- **The records**:
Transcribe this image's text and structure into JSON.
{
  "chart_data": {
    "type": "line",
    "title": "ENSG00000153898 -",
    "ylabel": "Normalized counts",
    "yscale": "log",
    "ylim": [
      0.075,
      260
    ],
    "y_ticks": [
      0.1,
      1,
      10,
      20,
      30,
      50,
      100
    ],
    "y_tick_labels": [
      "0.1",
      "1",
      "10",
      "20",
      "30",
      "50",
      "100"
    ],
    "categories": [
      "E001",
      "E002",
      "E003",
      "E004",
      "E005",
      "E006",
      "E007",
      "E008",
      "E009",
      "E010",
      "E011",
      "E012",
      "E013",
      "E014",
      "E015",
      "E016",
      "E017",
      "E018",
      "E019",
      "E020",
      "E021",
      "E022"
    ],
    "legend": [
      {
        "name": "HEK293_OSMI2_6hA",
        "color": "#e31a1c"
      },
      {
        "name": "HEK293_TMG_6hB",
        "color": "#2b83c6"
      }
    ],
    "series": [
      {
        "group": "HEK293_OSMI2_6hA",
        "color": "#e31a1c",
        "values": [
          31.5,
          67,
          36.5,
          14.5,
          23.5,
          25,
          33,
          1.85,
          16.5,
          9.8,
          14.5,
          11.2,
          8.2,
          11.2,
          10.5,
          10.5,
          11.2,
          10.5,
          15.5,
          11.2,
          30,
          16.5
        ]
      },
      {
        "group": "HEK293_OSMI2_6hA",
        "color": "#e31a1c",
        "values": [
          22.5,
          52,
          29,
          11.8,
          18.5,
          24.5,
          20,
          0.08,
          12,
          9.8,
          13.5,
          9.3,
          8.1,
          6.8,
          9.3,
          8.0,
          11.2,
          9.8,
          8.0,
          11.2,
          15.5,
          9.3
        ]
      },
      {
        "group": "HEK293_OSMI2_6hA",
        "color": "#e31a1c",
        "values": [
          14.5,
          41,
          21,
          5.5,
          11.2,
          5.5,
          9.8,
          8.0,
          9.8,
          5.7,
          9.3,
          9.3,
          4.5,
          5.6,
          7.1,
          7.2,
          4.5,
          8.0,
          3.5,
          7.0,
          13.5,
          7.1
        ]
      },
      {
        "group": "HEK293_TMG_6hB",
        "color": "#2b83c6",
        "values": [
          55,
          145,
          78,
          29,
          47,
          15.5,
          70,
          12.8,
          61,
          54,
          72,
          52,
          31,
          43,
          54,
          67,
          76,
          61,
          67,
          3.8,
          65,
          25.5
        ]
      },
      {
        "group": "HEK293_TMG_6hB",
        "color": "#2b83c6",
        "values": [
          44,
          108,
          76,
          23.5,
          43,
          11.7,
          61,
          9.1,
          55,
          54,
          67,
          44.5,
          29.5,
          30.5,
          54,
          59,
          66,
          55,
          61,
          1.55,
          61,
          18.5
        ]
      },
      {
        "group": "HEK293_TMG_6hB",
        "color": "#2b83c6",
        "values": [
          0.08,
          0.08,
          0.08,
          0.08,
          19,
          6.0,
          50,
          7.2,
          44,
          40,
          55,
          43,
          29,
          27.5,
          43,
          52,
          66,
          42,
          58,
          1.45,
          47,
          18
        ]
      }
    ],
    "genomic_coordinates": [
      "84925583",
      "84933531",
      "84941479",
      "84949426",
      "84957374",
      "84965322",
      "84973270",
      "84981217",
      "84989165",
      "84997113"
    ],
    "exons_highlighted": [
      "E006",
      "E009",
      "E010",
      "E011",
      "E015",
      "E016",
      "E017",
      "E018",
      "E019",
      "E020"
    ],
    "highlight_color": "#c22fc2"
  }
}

- **What is required**:
Every record above needs to be copied exactly.

- **Solution below**:
Transcribe this image's text and structure into JSON.
{
  "chart_data": {
    "type": "line",
    "title": "ENSG00000153898 -",
    "ylabel": "Normalized counts",
    "yscale": "log",
    "ylim": [
      0.075,
      260
    ],
    "y_ticks": [
      0.1,
      1,
      10,
      20,
      30,
      50,
      100
    ],
    "y_tick_labels": [
      "0.1",
      "1",
      "10",
      "20",
      "30",
      "50",
      "100"
    ],
    "categories": [
      "E001",
      "E002",
      "E003",
      "E004",
      "E005",
      "E006",
      "E007",
      "E008",
      "E009",
      "E010",
      "E011",
      "E012",
      "E013",
      "E014",
      "E015",
      "E016",
      "E017",
      "E018",
      "E019",
      "E020",
      "E021",
      "E022"
    ],
    "legend": [
      {
        "name": "HEK293_OSMI2_6hA",
        "color": "#e31a1c"
      },
      {
        "name": "HEK293_TMG_6hB",
        "color": "#2b83c6"
      }
    ],
    "series": [
      {
        "group": "HEK293_OSMI2_6hA",
        "color": "#e31a1c",
        "values": [
          31.5,
          67,
          36.5,
          14.5,
          23.5,
          25,
          33,
          1.85,
          16.5,
          9.8,
          14.5,
          11.2,
          8.2,
          11.2,
          10.5,
          10.5,
          11.2,
          10.5,
          15.5,
          11.2,
          30,
          16.5
        ]
      },
      {
        "group": "HEK293_OSMI2_6hA",
        "color": "#e31a1c",
        "values": [
          22.5,
          52,
          29,
          11.8,
          18.5,
          24.5,
          20,
          0.08,
          12,
          9.8,
          13.5,
          9.3,
          8.1,
          6.8,
          9.3,
          8.0,
          11.2,
          9.8,
          8.0,
          11.2,
          15.5,
          9.3
        ]
      },
      {
        "group": "HEK293_OSMI2_6hA",
        "color": "#e31a1c",
        "values": [
          14.5,
          41,
          21,
          5.5,
          11.2,
          5.5,
          9.8,
          8.0,
          9.8,
          5.7,
          9.3,
          9.3,
          4.5,
          5.6,
          7.1,
          7.2,
          4.5,
          8.0,
          3.5,
          7.0,
          13.5,
          7.1
        ]
      },
      {
        "group": "HEK293_TMG_6hB",
        "color": "#2b83c6",
        "values": [
          55,
          145,
          78,
          29,
          47,
          15.5,
          70,
          12.8,
          61,
          54,
          72,
          52,
          31,
          43,
          54,
          67,
          76,
          61,
          67,
          3.8,
          65,
          25.5
        ]
      },
      {
        "group": "HEK293_TMG_6hB",
        "color": "#2b83c6",
        "values": [
          44,
          108,
          76,
          23.5,
          43,
          11.7,
          61,
          9.1,
          55,
          54,
          67,
          44.5,
          29.5,
          30.5,
          54,
          59,
          66,
          55,
          61,
          1.55,
          61,
          18.5
        ]
      },
      {
        "group": "HEK293_TMG_6hB",
        "color": "#2b83c6",
        "values": [
          0.08,
          0.08,
          0.08,
          0.08,
          19,
          6.0,
          50,
          7.2,
          44,
          40,
          55,
          43,
          29,
          27.5,
          43,
          52,
          66,
          42,
          58,
          1.45,
          47,
          18
        ]
      }
    ],
    "genomic_coordinates": [
      "84925583",
      "84933531",
      "84941479",
      "84949426",
      "84957374",
      "84965322",
      "84973270",
      "84981217",
      "84989165",
      "84997113"
    ],
    "exons_highlighted": [
      "E006",
      "E009",
      "E010",
      "E011",
      "E015",
      "E016",
      "E017",
      "E018",
      "E019",
      "E020"
    ],
    "highlight_color": "#c22fc2"
  }
}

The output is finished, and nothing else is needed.